Task directions: Restate the entries below word for word, omitting nothing.

═══ Dataset

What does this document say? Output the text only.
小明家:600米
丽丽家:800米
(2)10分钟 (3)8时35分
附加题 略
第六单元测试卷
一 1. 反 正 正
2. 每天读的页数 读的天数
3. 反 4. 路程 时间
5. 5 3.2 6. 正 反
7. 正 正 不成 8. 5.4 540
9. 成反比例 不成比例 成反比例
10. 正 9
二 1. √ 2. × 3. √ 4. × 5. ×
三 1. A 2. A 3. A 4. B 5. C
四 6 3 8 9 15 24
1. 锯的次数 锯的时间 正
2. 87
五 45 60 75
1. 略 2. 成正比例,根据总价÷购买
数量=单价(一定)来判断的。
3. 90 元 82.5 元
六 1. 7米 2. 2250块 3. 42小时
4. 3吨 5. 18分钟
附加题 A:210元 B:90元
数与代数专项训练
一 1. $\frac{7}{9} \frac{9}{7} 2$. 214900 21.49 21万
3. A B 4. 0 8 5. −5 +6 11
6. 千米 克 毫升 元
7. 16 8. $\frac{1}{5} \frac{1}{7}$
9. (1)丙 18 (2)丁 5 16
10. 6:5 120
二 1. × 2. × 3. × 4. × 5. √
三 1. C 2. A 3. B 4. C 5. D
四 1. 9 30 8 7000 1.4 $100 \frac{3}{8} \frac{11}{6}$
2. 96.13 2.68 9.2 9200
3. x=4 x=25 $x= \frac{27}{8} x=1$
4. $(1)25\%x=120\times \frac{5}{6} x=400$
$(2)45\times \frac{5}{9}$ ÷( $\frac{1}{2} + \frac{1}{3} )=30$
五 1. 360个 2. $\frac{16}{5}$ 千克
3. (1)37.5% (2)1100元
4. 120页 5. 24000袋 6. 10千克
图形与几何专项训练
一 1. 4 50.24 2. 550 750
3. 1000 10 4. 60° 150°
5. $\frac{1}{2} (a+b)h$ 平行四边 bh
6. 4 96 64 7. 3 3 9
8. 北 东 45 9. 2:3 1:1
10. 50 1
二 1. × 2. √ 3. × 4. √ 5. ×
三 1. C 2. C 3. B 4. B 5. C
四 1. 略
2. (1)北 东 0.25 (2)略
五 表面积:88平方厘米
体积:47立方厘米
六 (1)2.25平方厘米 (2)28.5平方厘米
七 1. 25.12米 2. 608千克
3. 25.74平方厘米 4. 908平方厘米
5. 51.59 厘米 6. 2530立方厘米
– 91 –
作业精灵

══════

Result for this exercise:
What does this document say? Output the text only.
小明家:600米
丽丽家:800米
(2)10分钟 (3)8时35分
附加题 略
第六单元测试卷
一 1. 反 正 正
2. 每天读的页数 读的天数
3. 反 4. 路程 时间
5. 5 3.2 6. 正 反
7. 正 正 不成 8. 5.4 540
9. 成反比例 不成比例 成反比例
10. 正 9
二 1. √ 2. × 3. √ 4. × 5. ×
三 1. A 2. A 3. A 4. B 5. C
四 6 3 8 9 15 24
1. 锯的次数 锯的时间 正
2. 87
五 45 60 75
1. 略 2. 成正比例,根据总价÷购买
数量=单价(一定)来判断的。
3. 90 元 82.5 元
六 1. 7米 2. 2250块 3. 42小时
4. 3吨 5. 18分钟
附加题 A:210元 B:90元
数与代数专项训练
一 1. $\frac{7}{9} \frac{9}{7} 2$. 214900 21.49 21万
3. A B 4. 0 8 5. −5 +6 11
6. 千米 克 毫升 元
7. 16 8. $\frac{1}{5} \frac{1}{7}$
9. (1)丙 18 (2)丁 5 16
10. 6:5 120
二 1. × 2. × 3. × 4. × 5. √
三 1. C 2. A 3. B 4. C 5. D
四 1. 9 30 8 7000 1.4 $100 \frac{3}{8} \frac{11}{6}$
2. 96.13 2.68 9.2 9200
3. x=4 x=25 $x= \frac{27}{8} x=1$
4. $(1)25\%x=120\times \frac{5}{6} x=400$
$(2)45\times \frac{5}{9}$ ÷( $\frac{1}{2} + \frac{1}{3} )=30$
五 1. 360个 2. $\frac{16}{5}$ 千克
3. (1)37.5% (2)1100元
4. 120页 5. 24000袋 6. 10千克
图形与几何专项训练
一 1. 4 50.24 2. 550 750
3. 1000 10 4. 60° 150°
5. $\frac{1}{2} (a+b)h$ 平行四边 bh
6. 4 96 64 7. 3 3 9
8. 北 东 45 9. 2:3 1:1
10. 50 1
二 1. × 2. √ 3. × 4. √ 5. ×
三 1. C 2. C 3. B 4. B 5. C
四 1. 略
2. (1)北 东 0.25 (2)略
五 表面积:88平方厘米
体积:47立方厘米
六 (1)2.25平方厘米 (2)28.5平方厘米
七 1. 25.12米 2. 608千克
3. 25.74平方厘米 4. 908平方厘米
5. 51.59 厘米 6. 2530立方厘米
– 91 –
作业精灵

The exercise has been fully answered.